[BEGIN Record excerpts]

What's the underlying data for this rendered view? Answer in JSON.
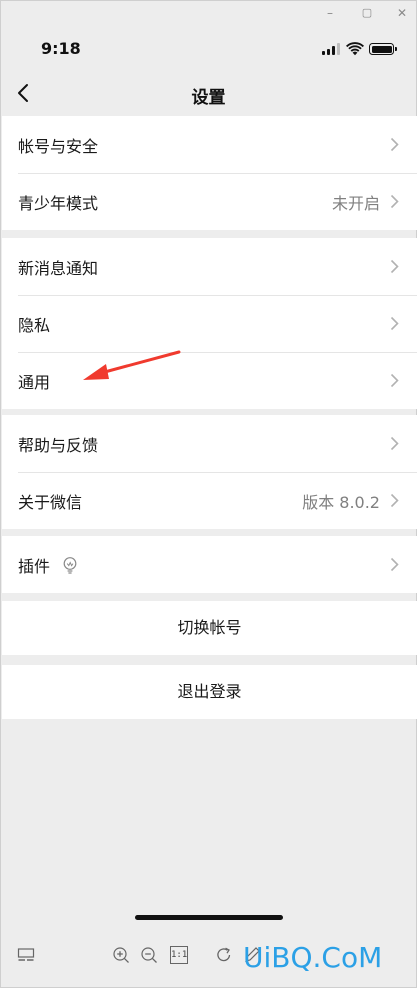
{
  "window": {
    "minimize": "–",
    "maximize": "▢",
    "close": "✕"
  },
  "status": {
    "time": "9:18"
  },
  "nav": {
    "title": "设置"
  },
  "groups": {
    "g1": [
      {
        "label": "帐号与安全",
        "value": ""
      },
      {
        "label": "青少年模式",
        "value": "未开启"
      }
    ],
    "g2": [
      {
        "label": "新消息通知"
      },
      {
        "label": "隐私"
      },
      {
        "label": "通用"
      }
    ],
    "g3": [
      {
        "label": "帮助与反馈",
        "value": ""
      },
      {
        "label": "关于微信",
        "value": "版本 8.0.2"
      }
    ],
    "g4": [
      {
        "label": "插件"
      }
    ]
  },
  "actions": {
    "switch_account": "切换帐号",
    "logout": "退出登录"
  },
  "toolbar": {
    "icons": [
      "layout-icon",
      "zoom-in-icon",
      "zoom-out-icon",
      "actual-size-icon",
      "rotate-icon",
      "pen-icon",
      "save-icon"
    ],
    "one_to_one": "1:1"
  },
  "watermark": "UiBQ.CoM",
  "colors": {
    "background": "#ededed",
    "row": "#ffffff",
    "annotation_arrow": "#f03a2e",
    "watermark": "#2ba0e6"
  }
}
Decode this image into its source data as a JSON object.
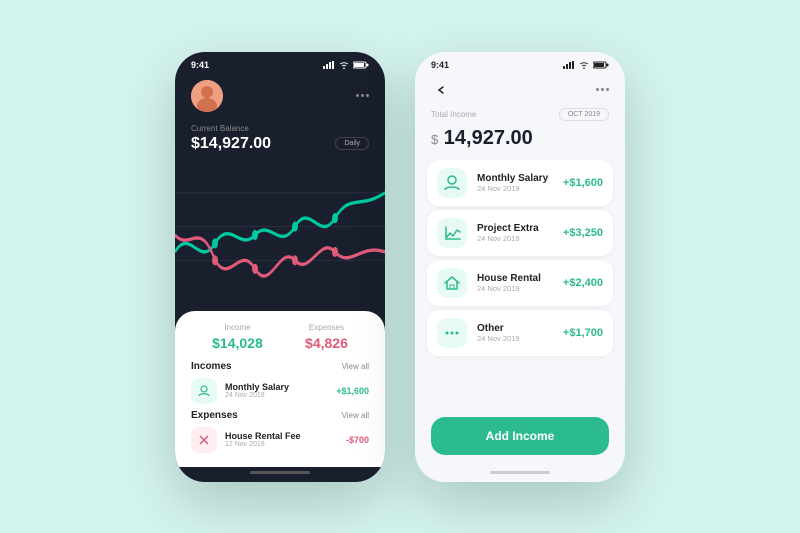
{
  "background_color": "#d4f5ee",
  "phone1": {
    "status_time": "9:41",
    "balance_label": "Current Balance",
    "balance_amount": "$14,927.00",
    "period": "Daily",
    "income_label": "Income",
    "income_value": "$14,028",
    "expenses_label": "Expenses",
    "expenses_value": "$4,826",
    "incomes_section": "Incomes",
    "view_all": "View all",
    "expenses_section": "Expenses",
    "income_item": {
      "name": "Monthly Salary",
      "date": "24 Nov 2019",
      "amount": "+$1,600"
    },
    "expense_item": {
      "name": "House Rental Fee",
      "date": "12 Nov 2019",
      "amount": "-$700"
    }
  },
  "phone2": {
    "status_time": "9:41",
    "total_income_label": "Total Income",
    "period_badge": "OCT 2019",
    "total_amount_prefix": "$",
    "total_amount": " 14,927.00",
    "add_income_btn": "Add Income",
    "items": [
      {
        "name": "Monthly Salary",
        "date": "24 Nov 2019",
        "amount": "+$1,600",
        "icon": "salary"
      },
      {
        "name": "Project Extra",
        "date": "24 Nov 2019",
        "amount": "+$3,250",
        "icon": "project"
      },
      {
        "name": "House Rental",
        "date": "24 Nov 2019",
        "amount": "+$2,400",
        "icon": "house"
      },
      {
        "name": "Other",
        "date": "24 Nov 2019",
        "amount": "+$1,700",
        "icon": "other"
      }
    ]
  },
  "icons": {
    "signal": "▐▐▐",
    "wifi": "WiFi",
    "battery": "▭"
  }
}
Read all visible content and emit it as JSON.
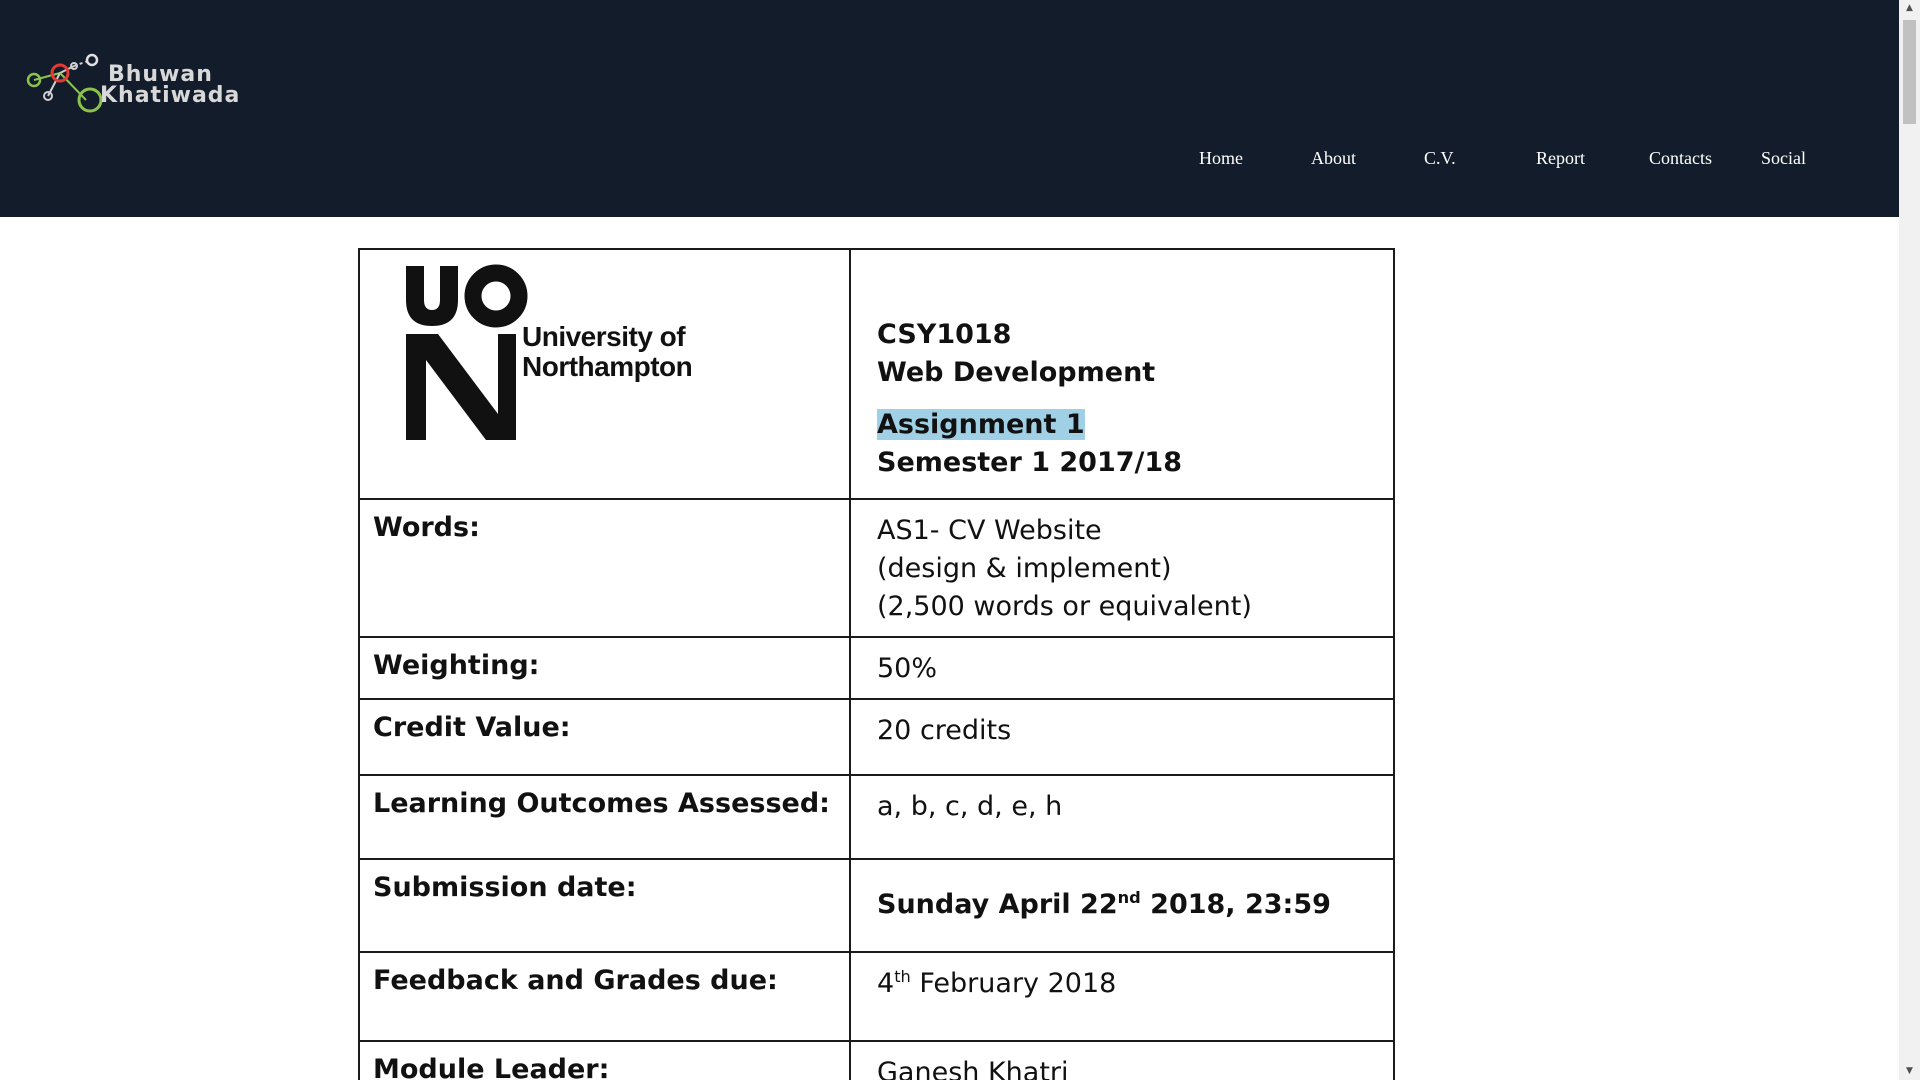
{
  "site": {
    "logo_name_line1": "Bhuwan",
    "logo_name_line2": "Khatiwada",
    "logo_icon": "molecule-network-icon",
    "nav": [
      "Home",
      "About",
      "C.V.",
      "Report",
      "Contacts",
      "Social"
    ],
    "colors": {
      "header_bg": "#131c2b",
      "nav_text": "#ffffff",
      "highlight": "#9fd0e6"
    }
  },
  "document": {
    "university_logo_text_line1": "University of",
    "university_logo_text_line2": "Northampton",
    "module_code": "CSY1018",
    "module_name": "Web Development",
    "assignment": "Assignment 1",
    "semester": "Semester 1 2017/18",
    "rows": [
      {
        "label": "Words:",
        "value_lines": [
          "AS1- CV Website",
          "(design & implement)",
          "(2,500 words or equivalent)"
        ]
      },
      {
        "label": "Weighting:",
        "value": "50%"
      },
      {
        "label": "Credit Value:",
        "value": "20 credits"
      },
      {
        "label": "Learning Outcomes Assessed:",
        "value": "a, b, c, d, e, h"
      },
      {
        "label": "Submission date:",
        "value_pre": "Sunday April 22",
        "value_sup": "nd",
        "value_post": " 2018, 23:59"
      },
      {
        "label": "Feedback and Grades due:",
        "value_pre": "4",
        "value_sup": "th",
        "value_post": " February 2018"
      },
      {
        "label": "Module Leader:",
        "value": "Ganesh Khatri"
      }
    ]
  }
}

[END Record excerpts]
[BEGIN Record excerpts]

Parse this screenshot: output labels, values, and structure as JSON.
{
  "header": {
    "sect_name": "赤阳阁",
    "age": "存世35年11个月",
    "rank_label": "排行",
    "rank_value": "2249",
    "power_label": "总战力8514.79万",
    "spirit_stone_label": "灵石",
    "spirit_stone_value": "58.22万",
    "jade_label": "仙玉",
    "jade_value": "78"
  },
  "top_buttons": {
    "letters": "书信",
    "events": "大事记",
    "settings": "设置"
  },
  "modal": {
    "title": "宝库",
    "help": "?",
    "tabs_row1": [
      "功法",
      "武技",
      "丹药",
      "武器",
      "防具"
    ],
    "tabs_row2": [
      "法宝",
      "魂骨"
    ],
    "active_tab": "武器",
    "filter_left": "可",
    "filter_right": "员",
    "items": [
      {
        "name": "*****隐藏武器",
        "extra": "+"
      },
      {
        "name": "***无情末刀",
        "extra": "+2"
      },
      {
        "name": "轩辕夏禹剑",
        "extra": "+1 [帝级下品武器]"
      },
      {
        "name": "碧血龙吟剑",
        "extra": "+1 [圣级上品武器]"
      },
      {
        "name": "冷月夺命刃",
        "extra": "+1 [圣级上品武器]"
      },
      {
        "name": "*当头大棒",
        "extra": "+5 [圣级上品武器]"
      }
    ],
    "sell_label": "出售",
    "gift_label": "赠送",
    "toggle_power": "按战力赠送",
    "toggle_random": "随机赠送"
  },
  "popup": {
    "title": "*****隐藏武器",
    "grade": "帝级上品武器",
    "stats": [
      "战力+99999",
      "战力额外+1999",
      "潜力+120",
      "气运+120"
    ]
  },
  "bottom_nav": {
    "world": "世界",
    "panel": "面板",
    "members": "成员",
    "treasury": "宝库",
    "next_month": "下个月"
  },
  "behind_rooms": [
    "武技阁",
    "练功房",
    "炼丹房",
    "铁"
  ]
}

[END Record excerpts]

● **What is expected**
Across the records above, count the lines holding "watermark" and reply with that number alone.

● **Reply to the exercise**
2